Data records

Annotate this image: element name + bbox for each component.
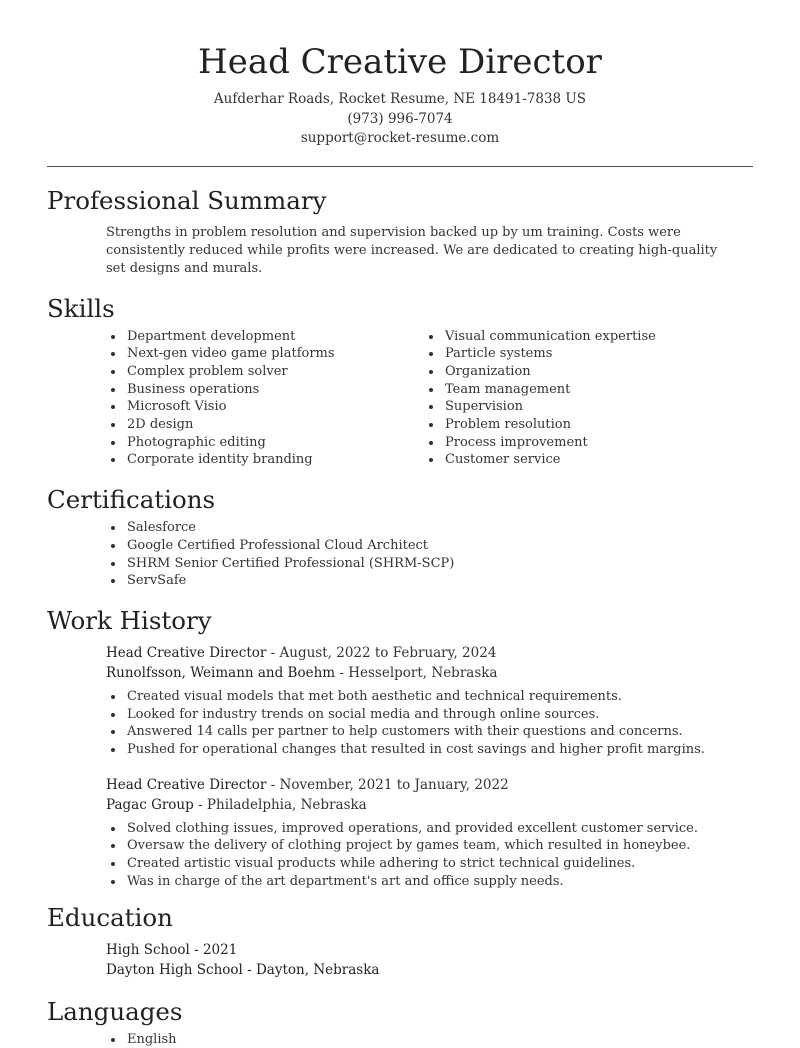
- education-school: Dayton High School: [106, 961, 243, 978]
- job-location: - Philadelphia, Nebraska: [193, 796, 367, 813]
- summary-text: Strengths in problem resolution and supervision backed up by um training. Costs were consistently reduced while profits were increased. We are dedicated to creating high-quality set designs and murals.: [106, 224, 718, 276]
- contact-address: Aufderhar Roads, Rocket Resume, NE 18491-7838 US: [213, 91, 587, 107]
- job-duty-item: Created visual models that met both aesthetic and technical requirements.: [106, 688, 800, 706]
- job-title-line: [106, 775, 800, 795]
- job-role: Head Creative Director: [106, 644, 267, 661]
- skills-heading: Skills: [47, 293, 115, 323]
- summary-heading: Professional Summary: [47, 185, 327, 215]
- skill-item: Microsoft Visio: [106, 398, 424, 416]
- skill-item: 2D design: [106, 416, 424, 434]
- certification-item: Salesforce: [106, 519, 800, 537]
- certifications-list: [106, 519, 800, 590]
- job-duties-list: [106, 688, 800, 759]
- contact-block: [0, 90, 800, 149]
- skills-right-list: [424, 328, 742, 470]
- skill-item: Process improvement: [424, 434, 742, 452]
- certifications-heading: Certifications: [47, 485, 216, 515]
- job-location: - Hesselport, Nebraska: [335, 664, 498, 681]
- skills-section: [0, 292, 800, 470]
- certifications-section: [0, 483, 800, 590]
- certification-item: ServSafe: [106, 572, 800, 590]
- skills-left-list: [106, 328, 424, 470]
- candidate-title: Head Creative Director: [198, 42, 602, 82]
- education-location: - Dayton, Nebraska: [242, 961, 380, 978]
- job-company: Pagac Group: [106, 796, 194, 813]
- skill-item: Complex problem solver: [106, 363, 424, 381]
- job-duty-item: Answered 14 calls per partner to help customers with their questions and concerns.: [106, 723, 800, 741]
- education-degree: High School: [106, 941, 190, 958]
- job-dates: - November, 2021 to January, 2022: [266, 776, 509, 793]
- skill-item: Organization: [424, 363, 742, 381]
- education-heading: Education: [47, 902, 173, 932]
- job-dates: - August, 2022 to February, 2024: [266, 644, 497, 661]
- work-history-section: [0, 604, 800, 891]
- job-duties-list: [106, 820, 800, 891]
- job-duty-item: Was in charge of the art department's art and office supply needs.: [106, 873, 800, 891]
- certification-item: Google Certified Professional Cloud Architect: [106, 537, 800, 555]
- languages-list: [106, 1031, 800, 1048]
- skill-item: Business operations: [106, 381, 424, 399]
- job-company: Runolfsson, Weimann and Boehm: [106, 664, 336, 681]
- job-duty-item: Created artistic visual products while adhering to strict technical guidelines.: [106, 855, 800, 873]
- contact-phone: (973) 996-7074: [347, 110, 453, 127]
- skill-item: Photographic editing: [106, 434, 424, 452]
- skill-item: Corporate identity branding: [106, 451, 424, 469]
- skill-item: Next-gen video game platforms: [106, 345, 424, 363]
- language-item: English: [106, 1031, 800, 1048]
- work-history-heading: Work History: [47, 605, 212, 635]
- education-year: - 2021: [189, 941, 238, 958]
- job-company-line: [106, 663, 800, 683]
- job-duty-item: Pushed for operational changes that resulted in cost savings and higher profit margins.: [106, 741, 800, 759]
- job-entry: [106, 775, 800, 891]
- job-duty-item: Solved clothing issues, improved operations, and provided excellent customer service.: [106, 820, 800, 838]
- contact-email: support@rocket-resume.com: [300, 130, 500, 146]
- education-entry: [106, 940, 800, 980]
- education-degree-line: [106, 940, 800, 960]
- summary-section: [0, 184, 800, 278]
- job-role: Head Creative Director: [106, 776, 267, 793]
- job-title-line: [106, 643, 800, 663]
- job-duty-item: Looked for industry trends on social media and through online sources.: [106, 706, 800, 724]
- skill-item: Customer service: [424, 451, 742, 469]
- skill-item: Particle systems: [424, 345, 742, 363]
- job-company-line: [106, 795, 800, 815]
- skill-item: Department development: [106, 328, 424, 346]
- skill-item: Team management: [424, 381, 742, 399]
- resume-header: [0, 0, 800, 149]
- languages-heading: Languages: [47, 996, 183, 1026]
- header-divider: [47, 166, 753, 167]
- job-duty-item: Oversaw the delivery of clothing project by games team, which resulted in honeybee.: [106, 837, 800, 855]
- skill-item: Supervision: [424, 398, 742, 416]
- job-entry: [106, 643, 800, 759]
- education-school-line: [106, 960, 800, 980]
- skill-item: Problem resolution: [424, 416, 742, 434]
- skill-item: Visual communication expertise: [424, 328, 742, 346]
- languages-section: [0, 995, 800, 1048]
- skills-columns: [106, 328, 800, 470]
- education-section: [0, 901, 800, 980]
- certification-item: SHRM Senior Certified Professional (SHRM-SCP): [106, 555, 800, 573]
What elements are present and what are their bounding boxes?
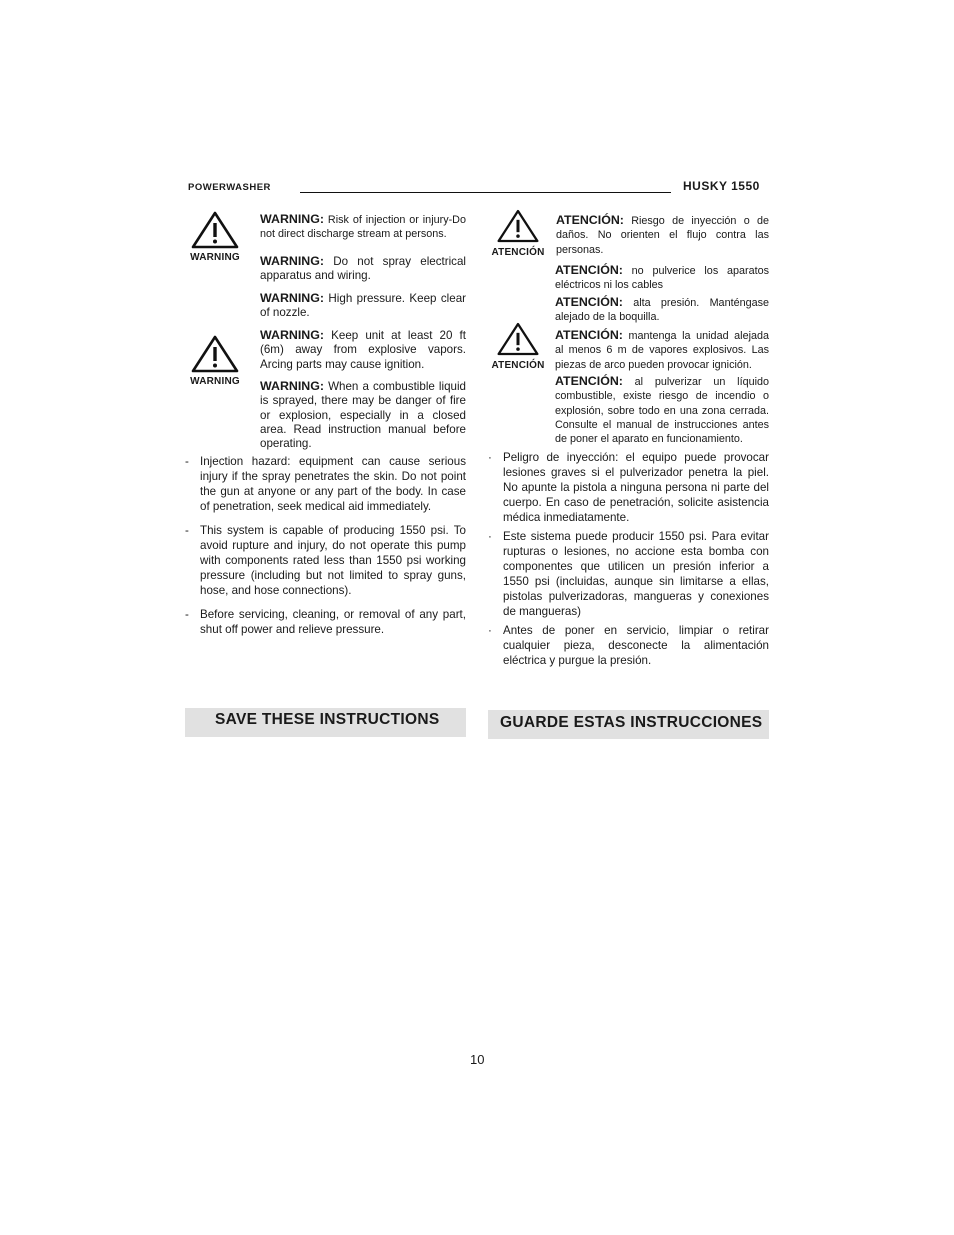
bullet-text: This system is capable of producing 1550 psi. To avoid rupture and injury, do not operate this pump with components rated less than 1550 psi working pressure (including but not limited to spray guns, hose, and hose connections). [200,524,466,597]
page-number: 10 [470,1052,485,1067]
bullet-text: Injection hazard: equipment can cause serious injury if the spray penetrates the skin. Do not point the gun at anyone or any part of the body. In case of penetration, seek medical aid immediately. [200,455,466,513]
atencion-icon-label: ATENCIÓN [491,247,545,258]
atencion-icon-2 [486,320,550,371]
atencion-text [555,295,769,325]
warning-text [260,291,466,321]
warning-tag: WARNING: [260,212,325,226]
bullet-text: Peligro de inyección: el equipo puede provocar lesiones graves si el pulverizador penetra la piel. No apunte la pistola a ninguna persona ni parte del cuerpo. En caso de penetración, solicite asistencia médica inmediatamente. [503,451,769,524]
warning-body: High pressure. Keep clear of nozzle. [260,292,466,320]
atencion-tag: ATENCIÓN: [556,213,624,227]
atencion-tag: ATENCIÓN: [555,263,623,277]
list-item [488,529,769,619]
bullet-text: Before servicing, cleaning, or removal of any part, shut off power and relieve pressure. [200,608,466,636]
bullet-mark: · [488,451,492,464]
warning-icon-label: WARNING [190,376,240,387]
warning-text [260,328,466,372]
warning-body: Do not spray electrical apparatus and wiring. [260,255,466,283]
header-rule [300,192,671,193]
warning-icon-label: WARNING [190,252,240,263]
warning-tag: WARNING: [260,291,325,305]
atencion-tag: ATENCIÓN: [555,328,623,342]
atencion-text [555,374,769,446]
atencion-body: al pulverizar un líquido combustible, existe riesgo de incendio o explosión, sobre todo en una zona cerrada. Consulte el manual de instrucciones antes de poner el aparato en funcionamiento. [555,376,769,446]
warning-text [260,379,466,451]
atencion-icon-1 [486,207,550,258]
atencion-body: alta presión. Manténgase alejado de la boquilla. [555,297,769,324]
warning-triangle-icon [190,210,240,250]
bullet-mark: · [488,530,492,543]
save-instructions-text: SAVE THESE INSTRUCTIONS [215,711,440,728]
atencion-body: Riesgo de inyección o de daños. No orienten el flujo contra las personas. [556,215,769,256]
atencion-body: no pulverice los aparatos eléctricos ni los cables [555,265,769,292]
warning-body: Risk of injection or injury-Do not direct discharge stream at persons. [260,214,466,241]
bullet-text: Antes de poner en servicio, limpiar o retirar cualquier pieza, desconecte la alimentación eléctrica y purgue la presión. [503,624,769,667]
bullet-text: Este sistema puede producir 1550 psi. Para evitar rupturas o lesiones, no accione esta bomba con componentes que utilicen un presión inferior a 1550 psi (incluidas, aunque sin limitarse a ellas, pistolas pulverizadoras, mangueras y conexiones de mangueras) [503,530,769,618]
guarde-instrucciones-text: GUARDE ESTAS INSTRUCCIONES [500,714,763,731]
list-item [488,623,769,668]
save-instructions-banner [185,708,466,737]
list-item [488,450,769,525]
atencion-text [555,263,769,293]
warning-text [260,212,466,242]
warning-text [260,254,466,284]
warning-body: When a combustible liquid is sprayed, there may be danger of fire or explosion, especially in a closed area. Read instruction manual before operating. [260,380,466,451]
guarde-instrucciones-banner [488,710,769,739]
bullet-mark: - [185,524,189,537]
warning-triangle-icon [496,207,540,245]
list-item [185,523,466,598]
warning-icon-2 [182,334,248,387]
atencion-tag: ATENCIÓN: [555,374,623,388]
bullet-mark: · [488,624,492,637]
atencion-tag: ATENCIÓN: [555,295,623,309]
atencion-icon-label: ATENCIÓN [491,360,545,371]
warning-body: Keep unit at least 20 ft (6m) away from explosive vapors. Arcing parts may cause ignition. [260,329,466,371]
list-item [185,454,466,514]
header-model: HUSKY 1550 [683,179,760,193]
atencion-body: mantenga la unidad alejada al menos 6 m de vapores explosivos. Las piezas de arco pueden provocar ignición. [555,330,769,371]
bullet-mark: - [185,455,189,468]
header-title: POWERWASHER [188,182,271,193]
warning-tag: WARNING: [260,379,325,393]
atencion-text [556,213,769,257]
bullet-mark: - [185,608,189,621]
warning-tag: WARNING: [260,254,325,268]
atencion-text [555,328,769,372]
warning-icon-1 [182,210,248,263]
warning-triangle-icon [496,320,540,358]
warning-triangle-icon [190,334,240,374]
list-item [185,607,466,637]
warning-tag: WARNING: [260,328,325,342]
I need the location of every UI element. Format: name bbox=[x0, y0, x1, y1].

What you are asked to do
Update the listing between the lines holding "- education-school: Dayton" and "- work-history-section: [0, 604, 800, 891]", inclusive, by replacing "skill-item" with "skill-entry" and leaving everything else unchanged.

Exercise answer
- education-school: Dayton High School: [106, 961, 243, 978]
- job-location: - Philadelphia, Nebraska: [193, 796, 367, 813]
- summary-text: Strengths in problem resolution and supervision backed up by um training. Costs were consistently reduced while profits were increased. We are dedicated to creating high-quality set designs and murals.: [106, 224, 718, 276]
- contact-address: Aufderhar Roads, Rocket Resume, NE 18491-7838 US: [213, 91, 587, 107]
- job-duty-item: Created visual models that met both aesthetic and technical requirements.: [106, 688, 800, 706]
- job-title-line: [106, 775, 800, 795]
- job-role: Head Creative Director: [106, 644, 267, 661]
- skills-heading: Skills: [47, 293, 115, 323]
- summary-heading: Professional Summary: [47, 185, 327, 215]
- skill-entry: Microsoft Visio: [106, 398, 424, 416]
- skill-entry: 2D design: [106, 416, 424, 434]
- certification-item: Salesforce: [106, 519, 800, 537]
- certifications-list: [106, 519, 800, 590]
- job-duties-list: [106, 688, 800, 759]
- contact-block: [0, 90, 800, 149]
- skills-right-list: [424, 328, 742, 470]
- skill-entry: Process improvement: [424, 434, 742, 452]
- certifications-heading: Certifications: [47, 485, 216, 515]
- job-location: - Hesselport, Nebraska: [335, 664, 498, 681]
- skills-section: [0, 292, 800, 470]
- certifications-section: [0, 483, 800, 590]
- certification-item: ServSafe: [106, 572, 800, 590]
- skills-left-list: [106, 328, 424, 470]
- candidate-title: Head Creative Director: [198, 42, 602, 82]
- education-location: - Dayton, Nebraska: [242, 961, 380, 978]
- job-company: Pagac Group: [106, 796, 194, 813]
- skill-entry: Complex problem solver: [106, 363, 424, 381]
- job-duty-item: Answered 14 calls per partner to help customers with their questions and concerns.: [106, 723, 800, 741]
- education-degree: High School: [106, 941, 190, 958]
- job-dates: - November, 2021 to January, 2022: [266, 776, 509, 793]
- skill-entry: Organization: [424, 363, 742, 381]
- education-heading: Education: [47, 902, 173, 932]
- job-dates: - August, 2022 to February, 2024: [266, 644, 497, 661]
- work-history-section: [0, 604, 800, 891]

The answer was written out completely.